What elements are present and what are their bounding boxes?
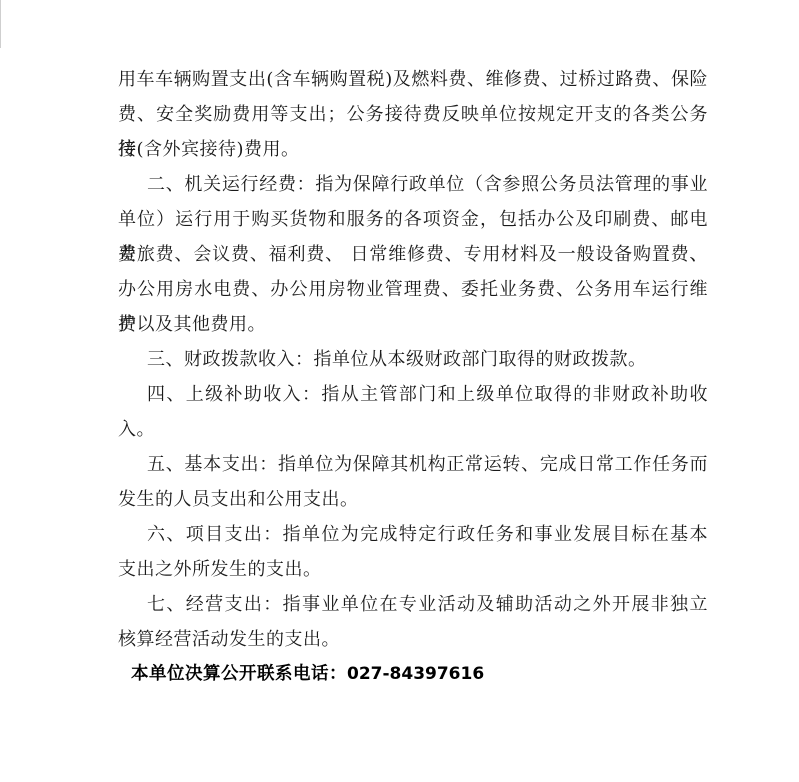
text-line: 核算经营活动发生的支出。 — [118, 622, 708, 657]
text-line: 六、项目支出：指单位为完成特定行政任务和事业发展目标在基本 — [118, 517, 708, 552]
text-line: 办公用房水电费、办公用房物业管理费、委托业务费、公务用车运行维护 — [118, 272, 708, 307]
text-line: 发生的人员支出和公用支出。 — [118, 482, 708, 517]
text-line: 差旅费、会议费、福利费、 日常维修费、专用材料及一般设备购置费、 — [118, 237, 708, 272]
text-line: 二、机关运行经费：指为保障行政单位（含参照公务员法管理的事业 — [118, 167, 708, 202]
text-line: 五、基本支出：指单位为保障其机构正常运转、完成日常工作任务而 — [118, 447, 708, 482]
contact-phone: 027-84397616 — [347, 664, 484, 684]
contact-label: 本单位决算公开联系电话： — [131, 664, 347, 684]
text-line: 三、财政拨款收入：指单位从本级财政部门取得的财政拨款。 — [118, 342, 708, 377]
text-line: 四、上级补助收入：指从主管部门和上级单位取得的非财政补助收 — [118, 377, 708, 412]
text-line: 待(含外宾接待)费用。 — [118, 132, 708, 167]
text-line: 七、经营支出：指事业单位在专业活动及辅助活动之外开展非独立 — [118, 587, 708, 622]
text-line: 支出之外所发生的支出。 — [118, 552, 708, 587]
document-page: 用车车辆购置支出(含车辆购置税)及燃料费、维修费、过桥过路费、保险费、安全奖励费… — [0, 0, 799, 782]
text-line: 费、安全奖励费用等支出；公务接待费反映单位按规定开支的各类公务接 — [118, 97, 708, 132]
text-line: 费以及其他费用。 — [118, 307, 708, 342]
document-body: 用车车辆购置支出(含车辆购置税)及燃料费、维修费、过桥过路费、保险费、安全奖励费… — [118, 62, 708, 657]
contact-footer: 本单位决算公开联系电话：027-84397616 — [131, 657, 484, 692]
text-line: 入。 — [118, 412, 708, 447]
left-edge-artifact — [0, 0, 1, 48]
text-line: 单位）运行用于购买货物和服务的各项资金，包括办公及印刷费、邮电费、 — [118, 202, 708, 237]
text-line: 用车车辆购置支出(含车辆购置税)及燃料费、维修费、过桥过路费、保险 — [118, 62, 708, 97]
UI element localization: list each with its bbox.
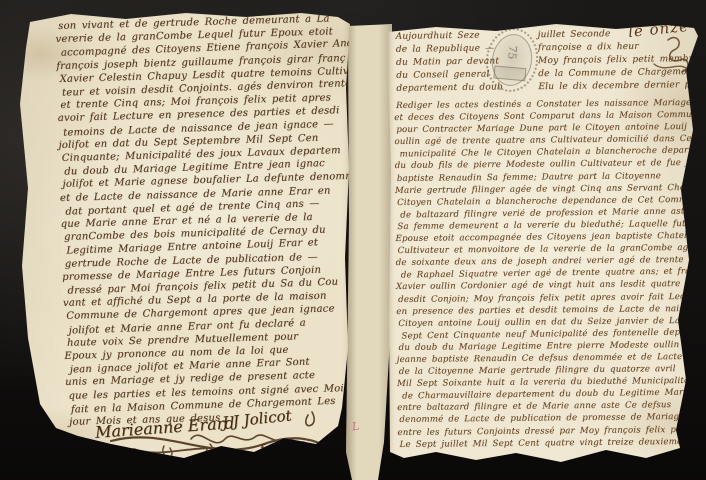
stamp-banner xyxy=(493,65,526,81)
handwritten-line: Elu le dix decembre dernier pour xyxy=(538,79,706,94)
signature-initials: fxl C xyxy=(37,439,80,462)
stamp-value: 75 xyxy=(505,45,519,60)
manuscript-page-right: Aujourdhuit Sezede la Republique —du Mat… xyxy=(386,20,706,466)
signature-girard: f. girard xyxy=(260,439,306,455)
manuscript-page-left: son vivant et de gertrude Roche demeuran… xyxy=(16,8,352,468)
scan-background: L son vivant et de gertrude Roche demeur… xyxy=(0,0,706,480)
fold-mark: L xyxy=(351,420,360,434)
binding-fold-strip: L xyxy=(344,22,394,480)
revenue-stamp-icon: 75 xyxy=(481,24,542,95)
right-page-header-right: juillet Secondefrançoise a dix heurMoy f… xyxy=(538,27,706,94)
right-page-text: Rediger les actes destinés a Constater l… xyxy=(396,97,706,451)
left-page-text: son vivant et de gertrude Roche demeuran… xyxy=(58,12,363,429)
....................
Could you render the lines above as a Markdown table with the columns "Row" and "Line", numbering each row, skipping blank lines, and leaving out the pictures?

| Row | Line |
|---|---|
| 1 | What elements are present and what are their bounding boxes? |
| 2 | text-line: 核算经营活动发生的支出。 — [118, 622, 708, 657] |
| 3 | text-line: 六、项目支出：指单位为完成特定行政任务和事业发展目标在基本 — [118, 517, 708, 552] |
| 4 | text-line: 办公用房水电费、办公用房物业管理费、委托业务费、公务用车运行维护 — [118, 272, 708, 307] |
| 5 | text-line: 发生的人员支出和公用支出。 — [118, 482, 708, 517] |
| 6 | text-line: 差旅费、会议费、福利费、 日常维修费、专用材料及一般设备购置费、 — [118, 237, 708, 272] |
| 7 | text-line: 二、机关运行经费：指为保障行政单位（含参照公务员法管理的事业 — [118, 167, 708, 202] |
| 8 | text-line: 五、基本支出：指单位为保障其机构正常运转、完成日常工作任务而 — [118, 447, 708, 482] |
| 9 | contact-phone: 027-84397616 — [347, 664, 484, 684] |
| 10 | contact-label: 本单位决算公开联系电话： — [131, 664, 347, 684] |
| 11 | text-line: 三、财政拨款收入：指单位从本级财政部门取得的财政拨款。 — [118, 342, 708, 377] |
| 12 | text-line: 四、上级补助收入：指从主管部门和上级单位取得的非财政补助收 — [118, 377, 708, 412] |
| 13 | text-line: 待(含外宾接待)费用。 — [118, 132, 708, 167] |
| 14 | text-line: 七、经营支出：指事业单位在专业活动及辅助活动之外开展非独立 — [118, 587, 708, 622] |
| 15 | text-line: 支出之外所发生的支出。 — [118, 552, 708, 587] |
| 16 | document-page: 用车车辆购置支出(含车辆购置税)及燃料费、维修费、过桥过路费、保险费、安全奖励费… — [0, 0, 799, 782] |
| 17 | text-line: 费、安全奖励费用等支出；公务接待费反映单位按规定开支的各类公务接 — [118, 97, 708, 132] |
| 18 | text-line: 费以及其他费用。 — [118, 307, 708, 342] |
| 19 | document-body: 用车车辆购置支出(含车辆购置税)及燃料费、维修费、过桥过路费、保险费、安全奖励费… — [118, 62, 708, 657] |
| 20 | contact-footer: 本单位决算公开联系电话：027-84397616 — [131, 657, 484, 692] |
| 21 | text-line: 入。 — [118, 412, 708, 447] |
| 22 | left-edge-artifact — [0, 0, 1, 48] |
| 23 | text-line: 单位）运行用于购买货物和服务的各项资金，包括办公及印刷费、邮电费、 — [118, 202, 708, 237] |
| 24 | text-line: 用车车辆购置支出(含车辆购置税)及燃料费、维修费、过桥过路费、保险 — [118, 62, 708, 97] |
| 25 | UI element localization: list each with its bbox. |
| 26 | stamp-banner xyxy=(493,65,526,81) |
| 27 | handwritten-line: Elu le dix decembre dernier pour xyxy=(538,79,706,94) |
| 28 | signature-initials: fxl C xyxy=(37,439,80,462) |
| 29 | stamp-value: 75 xyxy=(505,45,519,60) |
| 30 | manuscript-page-right: Aujourdhuit Sezede la Republique —du Mat… xyxy=(386,20,706,466) |
| 31 | signature-girard: f. girard xyxy=(260,439,306,455) |
| 32 | manuscript-page-left: son vivant et de gertrude Roche demeuran… xyxy=(16,8,352,468) |
| 33 | scan-background: L son vivant et de gertrude Roche demeur… xyxy=(0,0,706,480) |
| 34 | fold-mark: L xyxy=(351,420,360,434) |
| 35 | binding-fold-strip: L xyxy=(344,22,394,480) |
| 36 | revenue-stamp-icon: 75 xyxy=(481,24,542,95) |
| 37 | right-page-header-right: juillet Secondefrançoise a dix heurMoy f… xyxy=(538,27,706,94) |
| 38 | right-page-text: Rediger les actes destinés a Constater l… xyxy=(396,97,706,451) |
| 39 | left-page-text: son vivant et de gertrude Roche demeuran… xyxy=(58,12,363,429) |